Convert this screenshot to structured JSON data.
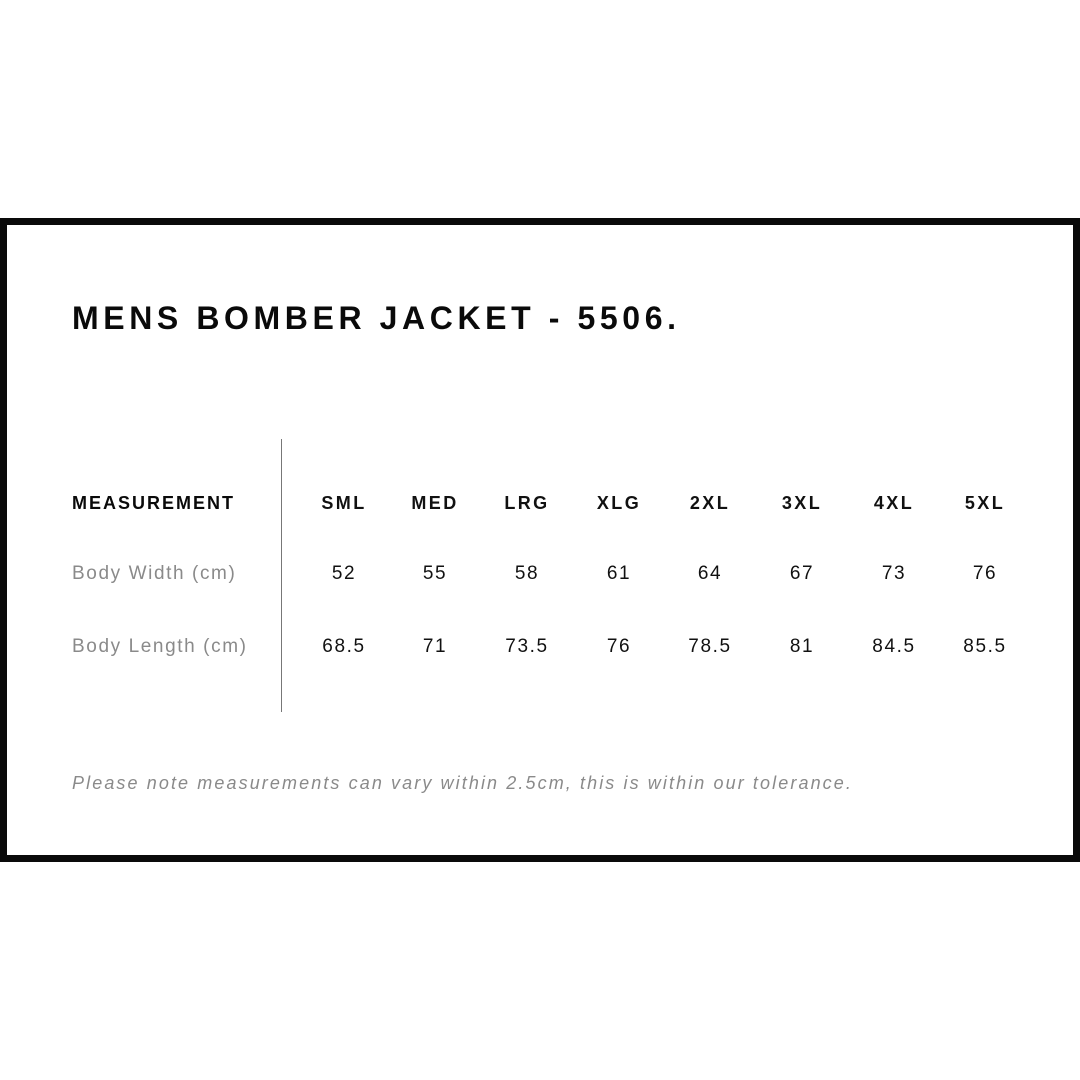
{
  "title": "MENS BOMBER JACKET - 5506.",
  "table": {
    "header_label": "MEASUREMENT",
    "sizes": [
      "SML",
      "MED",
      "LRG",
      "XLG",
      "2XL",
      "3XL",
      "4XL",
      "5XL"
    ],
    "rows": [
      {
        "label": "Body Width (cm)",
        "values": [
          "52",
          "55",
          "58",
          "61",
          "64",
          "67",
          "73",
          "76"
        ]
      },
      {
        "label": "Body Length (cm)",
        "values": [
          "68.5",
          "71",
          "73.5",
          "76",
          "78.5",
          "81",
          "84.5",
          "85.5"
        ]
      }
    ]
  },
  "note": "Please note measurements can vary within 2.5cm, this is within our tolerance."
}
:::
SHORT PROBLEM: Provide only the number of lines in the entries that hold the word "Body".

FINAL RESULT: 2